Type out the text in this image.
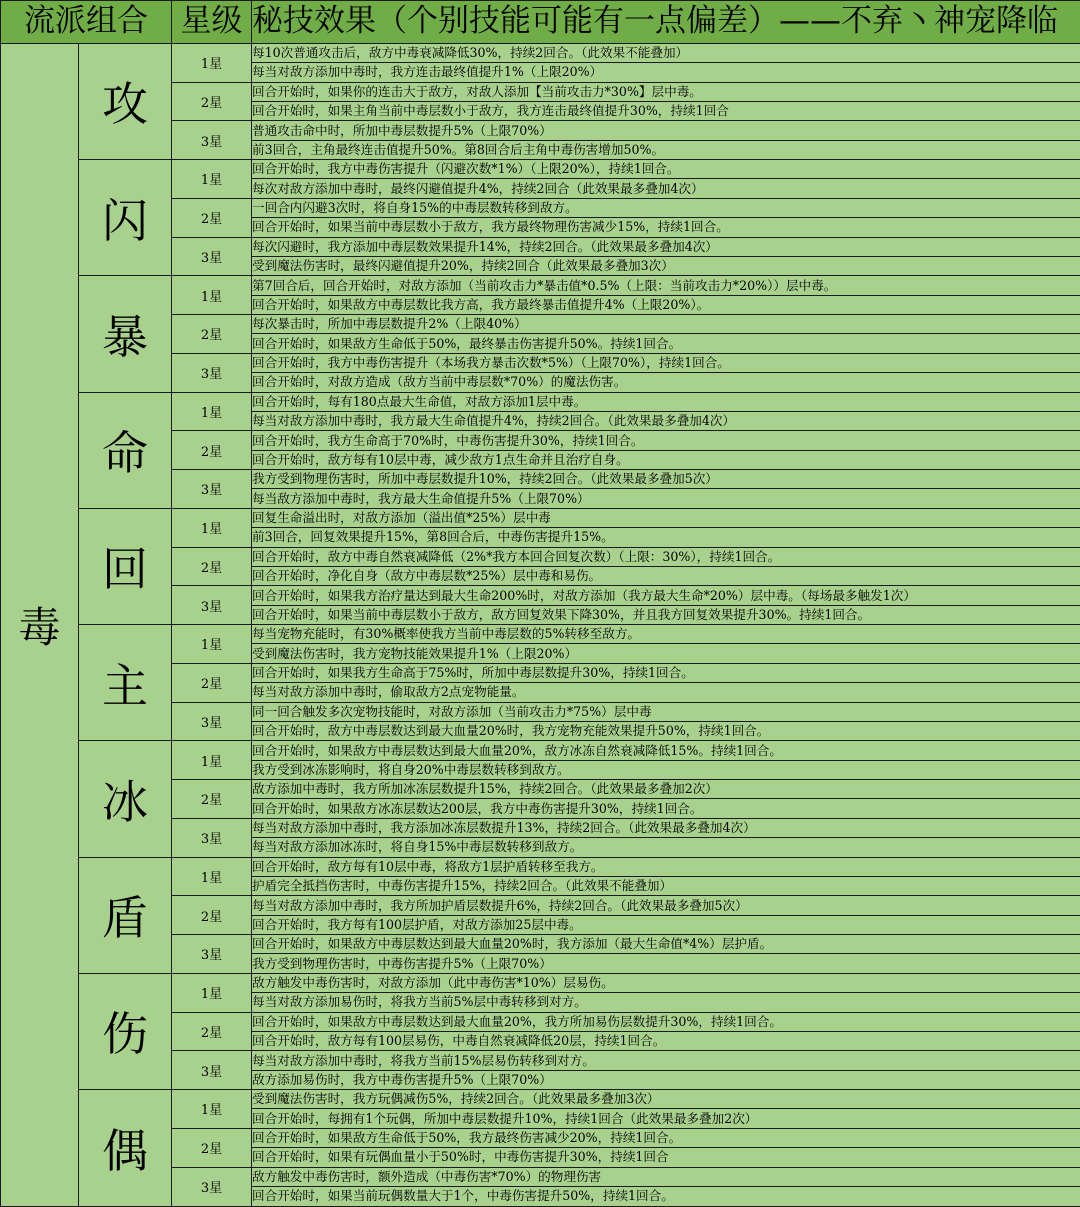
流派组合		星级	秘技效果（个别技能可能有一点偏差）——不弃丶神宠降临
毒	攻	1星	每10次普通攻击后，敌方中毒衰减降低30%，持续2回合。（此效果不能叠加）
			每当对敌方添加中毒时，我方连击最终值提升1%（上限20%）
		2星	回合开始时，如果你的连击大于敌方，对敌人添加【当前攻击力*30%】层中毒。
			回合开始时，如果主角当前中毒层数小于敌方，我方连击最终值提升30%，持续1回合
		3星	普通攻击命中时，所加中毒层数提升5%（上限70%）
			前3回合，主角最终连击值提升50%。第8回合后主角中毒伤害增加50%。
	闪	1星	回合开始时，我方中毒伤害提升（闪避次数*1%）（上限20%），持续1回合。
			每次对敌方添加中毒时，最终闪避值提升4%，持续2回合（此效果最多叠加4次）
		2星	一回合内闪避3次时，将自身15%的中毒层数转移到敌方。
			回合开始时，如果当前中毒层数小于敌方，我方最终物理伤害减少15%，持续1回合。
		3星	每次闪避时，我方添加中毒层数效果提升14%，持续2回合。（此效果最多叠加4次）
			受到魔法伤害时，最终闪避值提升20%，持续2回合（此效果最多叠加3次）
	暴	1星	第7回合后，回合开始时，对敌方添加（当前攻击力*暴击值*0.5%（上限：当前攻击力*20%））层中毒。
			回合开始时，如果敌方中毒层数比我方高，我方最终暴击值提升4%（上限20%）。
		2星	每次暴击时，所加中毒层数提升2%（上限40%）
			回合开始时，如果敌方生命低于50%，最终暴击伤害提升50%。持续1回合。
		3星	回合开始时，我方中毒伤害提升（本场我方暴击次数*5%）（上限70%），持续1回合。
			回合开始时，对敌方造成（敌方当前中毒层数*70%）的魔法伤害。
	命	1星	回合开始时，每有180点最大生命值，对敌方添加1层中毒。
			每当对敌方添加中毒时，我方最大生命值提升4%，持续2回合。（此效果最多叠加4次）
		2星	回合开始时，我方生命高于70%时，中毒伤害提升30%，持续1回合。
			回合开始时，敌方每有10层中毒，减少敌方1点生命并且治疗自身。
		3星	我方受到物理伤害时，所加中毒层数提升10%，持续2回合。（此效果最多叠加5次）
			每当敌方添加中毒时，我方最大生命值提升5%（上限70%）
	回	1星	回复生命溢出时，对敌方添加（溢出值*25%）层中毒
			前3回合，回复效果提升15%，第8回合后，中毒伤害提升15%。
		2星	回合开始时，敌方中毒自然衰减降低（2%*我方本回合回复次数）（上限：30%），持续1回合。
			回合开始时，净化自身（敌方中毒层数*25%）层中毒和易伤。
		3星	回合开始时，如果我方治疗量达到最大生命200%时，对敌方添加（我方最大生命*20%）层中毒。（每场最多触发1次）
			回合开始时，如果当前中毒层数小于敌方，敌方回复效果下降30%，并且我方回复效果提升30%。持续1回合。
	主	1星	每当宠物充能时，有30%概率使我方当前中毒层数的5%转移至敌方。
			受到魔法伤害时，我方宠物技能效果提升1%（上限20%）
		2星	回合开始时，如果我方生命高于75%时，所加中毒层数提升30%，持续1回合。
			每当对敌方添加中毒时，偷取敌方2点宠物能量。
		3星	同一回合触发多次宠物技能时，对敌方添加（当前攻击力*75%）层中毒
			回合开始时，敌方中毒层数达到最大血量20%时，我方宠物充能效果提升50%，持续1回合。
	冰	1星	回合开始时，如果敌方中毒层数达到最大血量20%，敌方冰冻自然衰减降低15%。持续1回合。
			我方受到冰冻影响时，将自身20%中毒层数转移到敌方。
		2星	敌方添加中毒时，我方所加冰冻层数提升15%，持续2回合。（此效果最多叠加2次）
			回合开始时，如果敌方冰冻层数达200层，我方中毒伤害提升30%，持续1回合。
		3星	每当对敌方添加中毒时，我方添加冰冻层数提升13%，持续2回合。（此效果最多叠加4次）
			每当对敌方添加冰冻时，将自身15%中毒层数转移到敌方。
	盾	1星	回合开始时，敌方每有10层中毒，将敌方1层护盾转移至我方。
			护盾完全抵挡伤害时，中毒伤害提升15%，持续2回合。（此效果不能叠加）
		2星	每当对敌方添加中毒时，我方所加护盾层数提升6%，持续2回合。（此效果最多叠加5次）
			回合开始时，我方每有100层护盾，对敌方添加25层中毒。
		3星	回合开始时，如果敌方中毒层数达到最大血量20%时，我方添加（最大生命值*4%）层护盾。
			我方受到物理伤害时，中毒伤害提升5%（上限70%）
	伤	1星	敌方触发中毒伤害时，对敌方添加（此中毒伤害*10%）层易伤。
			每当对敌方添加易伤时，将我方当前5%层中毒转移到对方。
		2星	回合开始时，如果敌方中毒层数达到最大血量20%，我方所加易伤层数提升30%，持续1回合。
			回合开始时，敌方每有100层易伤，中毒自然衰减降低20层，持续1回合。
		3星	每当对敌方添加中毒时，将我方当前15%层易伤转移到对方。
			敌方添加易伤时，我方中毒伤害提升5%（上限70%）
	偶	1星	受到魔法伤害时，我方玩偶减伤5%，持续2回合。（此效果最多叠加3次）
			回合开始时，每拥有1个玩偶，所加中毒层数提升10%，持续1回合（此效果最多叠加2次）
		2星	回合开始时，如果敌方生命低于50%，我方最终伤害减少20%，持续1回合。
			回合开始时，如果有玩偶血量小于50%时，中毒伤害提升30%，持续1回合
		3星	敌方触发中毒伤害时，额外造成（中毒伤害*70%）的物理伤害
			回合开始时，如果当前玩偶数量大于1个，中毒伤害提升50%，持续1回合。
-=-=-=-=-
Print the records above exactly as they stand, but leave out the pictures.

● Expected output
Type out the text in this image.
流派组合		星级	秘技效果（个别技能可能有一点偏差）——不弃丶神宠降临
毒	攻	1星	每10次普通攻击后，敌方中毒衰减降低30%，持续2回合。（此效果不能叠加）
			每当对敌方添加中毒时，我方连击最终值提升1%（上限20%）
		2星	回合开始时，如果你的连击大于敌方，对敌人添加【当前攻击力*30%】层中毒。
			回合开始时，如果主角当前中毒层数小于敌方，我方连击最终值提升30%，持续1回合
		3星	普通攻击命中时，所加中毒层数提升5%（上限70%）
			前3回合，主角最终连击值提升50%。第8回合后主角中毒伤害增加50%。
	闪	1星	回合开始时，我方中毒伤害提升（闪避次数*1%）（上限20%），持续1回合。
			每次对敌方添加中毒时，最终闪避值提升4%，持续2回合（此效果最多叠加4次）
		2星	一回合内闪避3次时，将自身15%的中毒层数转移到敌方。
			回合开始时，如果当前中毒层数小于敌方，我方最终物理伤害减少15%，持续1回合。
		3星	每次闪避时，我方添加中毒层数效果提升14%，持续2回合。（此效果最多叠加4次）
			受到魔法伤害时，最终闪避值提升20%，持续2回合（此效果最多叠加3次）
	暴	1星	第7回合后，回合开始时，对敌方添加（当前攻击力*暴击值*0.5%（上限：当前攻击力*20%））层中毒。
			回合开始时，如果敌方中毒层数比我方高，我方最终暴击值提升4%（上限20%）。
		2星	每次暴击时，所加中毒层数提升2%（上限40%）
			回合开始时，如果敌方生命低于50%，最终暴击伤害提升50%。持续1回合。
		3星	回合开始时，我方中毒伤害提升（本场我方暴击次数*5%）（上限70%），持续1回合。
			回合开始时，对敌方造成（敌方当前中毒层数*70%）的魔法伤害。
	命	1星	回合开始时，每有180点最大生命值，对敌方添加1层中毒。
			每当对敌方添加中毒时，我方最大生命值提升4%，持续2回合。（此效果最多叠加4次）
		2星	回合开始时，我方生命高于70%时，中毒伤害提升30%，持续1回合。
			回合开始时，敌方每有10层中毒，减少敌方1点生命并且治疗自身。
		3星	我方受到物理伤害时，所加中毒层数提升10%，持续2回合。（此效果最多叠加5次）
			每当敌方添加中毒时，我方最大生命值提升5%（上限70%）
	回	1星	回复生命溢出时，对敌方添加（溢出值*25%）层中毒
			前3回合，回复效果提升15%，第8回合后，中毒伤害提升15%。
		2星	回合开始时，敌方中毒自然衰减降低（2%*我方本回合回复次数）（上限：30%），持续1回合。
			回合开始时，净化自身（敌方中毒层数*25%）层中毒和易伤。
		3星	回合开始时，如果我方治疗量达到最大生命200%时，对敌方添加（我方最大生命*20%）层中毒。（每场最多触发1次）
			回合开始时，如果当前中毒层数小于敌方，敌方回复效果下降30%，并且我方回复效果提升30%。持续1回合。
	主	1星	每当宠物充能时，有30%概率使我方当前中毒层数的5%转移至敌方。
			受到魔法伤害时，我方宠物技能效果提升1%（上限20%）
		2星	回合开始时，如果我方生命高于75%时，所加中毒层数提升30%，持续1回合。
			每当对敌方添加中毒时，偷取敌方2点宠物能量。
		3星	同一回合触发多次宠物技能时，对敌方添加（当前攻击力*75%）层中毒
			回合开始时，敌方中毒层数达到最大血量20%时，我方宠物充能效果提升50%，持续1回合。
	冰	1星	回合开始时，如果敌方中毒层数达到最大血量20%，敌方冰冻自然衰减降低15%。持续1回合。
			我方受到冰冻影响时，将自身20%中毒层数转移到敌方。
		2星	敌方添加中毒时，我方所加冰冻层数提升15%，持续2回合。（此效果最多叠加2次）
			回合开始时，如果敌方冰冻层数达200层，我方中毒伤害提升30%，持续1回合。
		3星	每当对敌方添加中毒时，我方添加冰冻层数提升13%，持续2回合。（此效果最多叠加4次）
			每当对敌方添加冰冻时，将自身15%中毒层数转移到敌方。
	盾	1星	回合开始时，敌方每有10层中毒，将敌方1层护盾转移至我方。
			护盾完全抵挡伤害时，中毒伤害提升15%，持续2回合。（此效果不能叠加）
		2星	每当对敌方添加中毒时，我方所加护盾层数提升6%，持续2回合。（此效果最多叠加5次）
			回合开始时，我方每有100层护盾，对敌方添加25层中毒。
		3星	回合开始时，如果敌方中毒层数达到最大血量20%时，我方添加（最大生命值*4%）层护盾。
			我方受到物理伤害时，中毒伤害提升5%（上限70%）
	伤	1星	敌方触发中毒伤害时，对敌方添加（此中毒伤害*10%）层易伤。
			每当对敌方添加易伤时，将我方当前5%层中毒转移到对方。
		2星	回合开始时，如果敌方中毒层数达到最大血量20%，我方所加易伤层数提升30%，持续1回合。
			回合开始时，敌方每有100层易伤，中毒自然衰减降低20层，持续1回合。
		3星	每当对敌方添加中毒时，将我方当前15%层易伤转移到对方。
			敌方添加易伤时，我方中毒伤害提升5%（上限70%）
	偶	1星	受到魔法伤害时，我方玩偶减伤5%，持续2回合。（此效果最多叠加3次）
			回合开始时，每拥有1个玩偶，所加中毒层数提升10%，持续1回合（此效果最多叠加2次）
		2星	回合开始时，如果敌方生命低于50%，我方最终伤害减少20%，持续1回合。
			回合开始时，如果有玩偶血量小于50%时，中毒伤害提升30%，持续1回合
		3星	敌方触发中毒伤害时，额外造成（中毒伤害*70%）的物理伤害
			回合开始时，如果当前玩偶数量大于1个，中毒伤害提升50%，持续1回合。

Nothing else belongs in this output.